**Given task:** Tally up the lines carrying the string "другого" and respond with only the resulting number.

◆ ◆ ◆ ◆ ◆ ◆ ◆

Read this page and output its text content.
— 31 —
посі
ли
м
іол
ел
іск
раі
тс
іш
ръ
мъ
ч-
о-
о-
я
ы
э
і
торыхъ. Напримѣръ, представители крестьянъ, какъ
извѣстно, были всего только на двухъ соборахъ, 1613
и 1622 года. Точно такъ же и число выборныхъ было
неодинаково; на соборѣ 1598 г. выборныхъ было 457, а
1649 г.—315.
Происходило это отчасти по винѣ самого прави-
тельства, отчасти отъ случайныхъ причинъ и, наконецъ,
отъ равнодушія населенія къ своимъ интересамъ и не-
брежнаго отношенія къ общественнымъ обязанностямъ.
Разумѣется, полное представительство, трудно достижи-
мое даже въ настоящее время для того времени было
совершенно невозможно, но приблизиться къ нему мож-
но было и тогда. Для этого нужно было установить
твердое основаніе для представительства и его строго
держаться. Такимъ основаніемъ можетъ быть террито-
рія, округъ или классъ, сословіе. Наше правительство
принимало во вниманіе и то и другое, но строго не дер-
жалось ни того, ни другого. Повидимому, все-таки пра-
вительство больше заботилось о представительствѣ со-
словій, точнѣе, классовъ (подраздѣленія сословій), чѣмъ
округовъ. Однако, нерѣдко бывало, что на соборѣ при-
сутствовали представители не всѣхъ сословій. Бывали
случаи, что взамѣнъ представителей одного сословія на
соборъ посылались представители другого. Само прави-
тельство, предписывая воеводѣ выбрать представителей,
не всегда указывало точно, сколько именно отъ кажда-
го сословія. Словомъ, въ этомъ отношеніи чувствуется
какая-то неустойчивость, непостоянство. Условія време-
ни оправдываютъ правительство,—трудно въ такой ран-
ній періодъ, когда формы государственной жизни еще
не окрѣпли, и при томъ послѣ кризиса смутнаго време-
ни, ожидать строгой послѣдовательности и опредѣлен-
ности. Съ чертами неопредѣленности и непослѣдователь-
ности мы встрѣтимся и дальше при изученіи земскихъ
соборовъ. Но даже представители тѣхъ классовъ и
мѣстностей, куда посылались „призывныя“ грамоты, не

◆ ◆ ◆ ◆ ◆ ◆ ◆

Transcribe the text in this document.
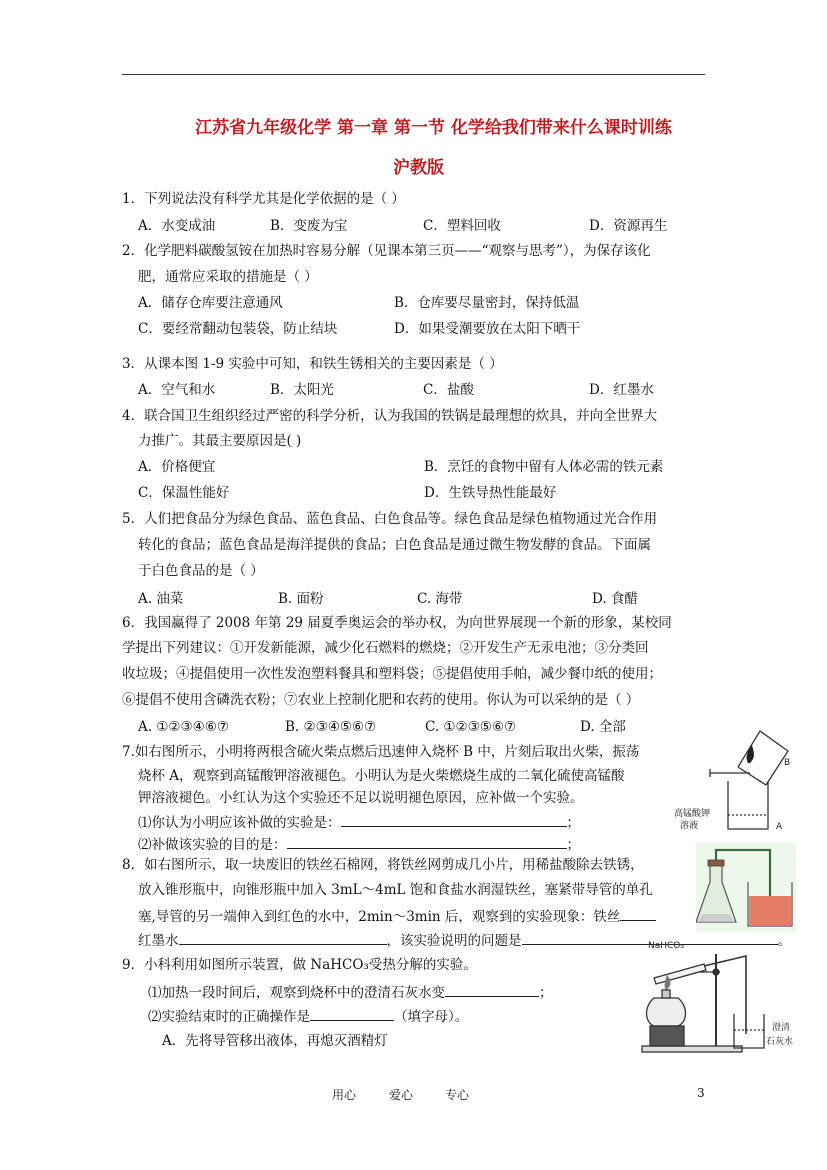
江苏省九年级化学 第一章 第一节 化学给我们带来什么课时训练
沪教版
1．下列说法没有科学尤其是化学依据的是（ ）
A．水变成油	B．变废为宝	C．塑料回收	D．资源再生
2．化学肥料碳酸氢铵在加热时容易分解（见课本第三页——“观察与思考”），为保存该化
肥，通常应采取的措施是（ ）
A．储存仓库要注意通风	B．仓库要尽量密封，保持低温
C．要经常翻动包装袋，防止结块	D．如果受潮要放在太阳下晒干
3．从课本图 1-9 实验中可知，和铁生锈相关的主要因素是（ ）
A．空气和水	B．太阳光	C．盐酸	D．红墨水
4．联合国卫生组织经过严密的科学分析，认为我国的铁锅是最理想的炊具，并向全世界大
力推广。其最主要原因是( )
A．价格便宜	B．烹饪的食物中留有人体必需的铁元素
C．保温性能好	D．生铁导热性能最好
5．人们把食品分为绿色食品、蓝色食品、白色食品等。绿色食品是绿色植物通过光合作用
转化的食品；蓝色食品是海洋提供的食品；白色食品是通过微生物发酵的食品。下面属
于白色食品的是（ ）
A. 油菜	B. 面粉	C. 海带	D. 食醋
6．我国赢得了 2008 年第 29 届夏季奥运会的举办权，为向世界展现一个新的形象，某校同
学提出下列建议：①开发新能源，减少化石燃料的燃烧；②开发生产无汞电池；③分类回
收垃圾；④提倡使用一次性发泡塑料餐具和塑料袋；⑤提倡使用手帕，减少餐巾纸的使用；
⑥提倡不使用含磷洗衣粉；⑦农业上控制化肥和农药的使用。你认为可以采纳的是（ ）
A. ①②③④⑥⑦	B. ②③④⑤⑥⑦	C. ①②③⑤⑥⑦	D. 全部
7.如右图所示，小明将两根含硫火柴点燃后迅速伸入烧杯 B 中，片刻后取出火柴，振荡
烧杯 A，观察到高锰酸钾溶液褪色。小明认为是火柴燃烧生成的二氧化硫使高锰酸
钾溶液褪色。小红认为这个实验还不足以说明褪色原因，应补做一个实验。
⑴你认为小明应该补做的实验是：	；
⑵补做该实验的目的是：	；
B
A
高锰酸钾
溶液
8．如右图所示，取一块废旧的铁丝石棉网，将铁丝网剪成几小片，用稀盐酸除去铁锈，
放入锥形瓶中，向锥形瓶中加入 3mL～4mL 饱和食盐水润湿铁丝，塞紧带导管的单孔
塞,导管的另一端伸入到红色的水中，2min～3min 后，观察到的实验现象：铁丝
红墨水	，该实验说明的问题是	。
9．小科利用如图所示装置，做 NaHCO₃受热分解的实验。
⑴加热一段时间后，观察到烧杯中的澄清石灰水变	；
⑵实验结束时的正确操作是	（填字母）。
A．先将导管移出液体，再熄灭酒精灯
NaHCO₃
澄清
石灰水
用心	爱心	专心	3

◆ ◆ ◆ ◆ ◆ ◆ ◆

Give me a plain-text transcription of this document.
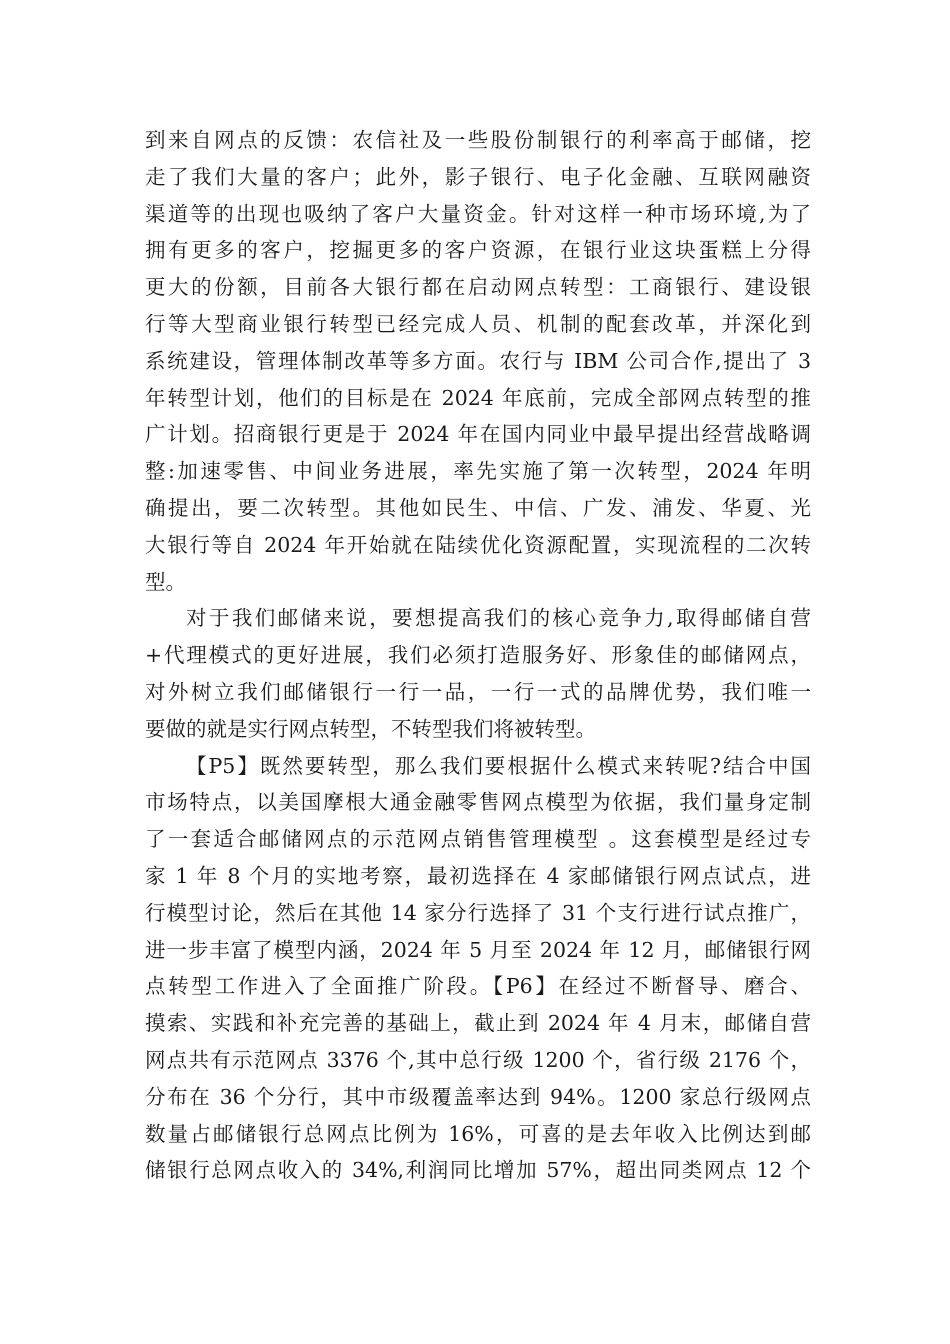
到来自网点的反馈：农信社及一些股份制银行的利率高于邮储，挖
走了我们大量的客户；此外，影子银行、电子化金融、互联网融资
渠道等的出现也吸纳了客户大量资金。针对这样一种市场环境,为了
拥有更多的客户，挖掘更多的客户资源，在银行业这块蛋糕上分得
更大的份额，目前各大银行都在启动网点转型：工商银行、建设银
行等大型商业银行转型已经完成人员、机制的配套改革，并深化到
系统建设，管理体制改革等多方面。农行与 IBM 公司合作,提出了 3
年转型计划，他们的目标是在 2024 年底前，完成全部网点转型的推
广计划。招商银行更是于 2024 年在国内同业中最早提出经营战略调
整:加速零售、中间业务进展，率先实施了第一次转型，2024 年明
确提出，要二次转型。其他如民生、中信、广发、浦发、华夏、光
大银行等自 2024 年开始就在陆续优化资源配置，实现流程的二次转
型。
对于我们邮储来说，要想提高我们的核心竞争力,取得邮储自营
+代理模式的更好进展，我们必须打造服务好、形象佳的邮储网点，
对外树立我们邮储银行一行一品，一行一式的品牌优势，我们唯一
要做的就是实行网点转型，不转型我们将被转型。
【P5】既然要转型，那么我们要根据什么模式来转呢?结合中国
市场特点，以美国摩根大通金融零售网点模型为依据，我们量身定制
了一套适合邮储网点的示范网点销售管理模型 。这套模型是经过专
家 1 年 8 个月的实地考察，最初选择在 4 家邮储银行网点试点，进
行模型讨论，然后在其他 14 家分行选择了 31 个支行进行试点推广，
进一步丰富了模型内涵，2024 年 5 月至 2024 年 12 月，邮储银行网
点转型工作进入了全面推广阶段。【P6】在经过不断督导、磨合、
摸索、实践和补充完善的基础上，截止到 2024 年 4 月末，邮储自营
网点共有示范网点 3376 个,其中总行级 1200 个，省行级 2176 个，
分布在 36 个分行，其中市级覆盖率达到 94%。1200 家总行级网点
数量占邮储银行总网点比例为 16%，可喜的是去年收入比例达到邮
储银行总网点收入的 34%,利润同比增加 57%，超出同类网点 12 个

◆ ◆ ◆ ◆ ◆ ◆ ◆

**Solution to this task:** 2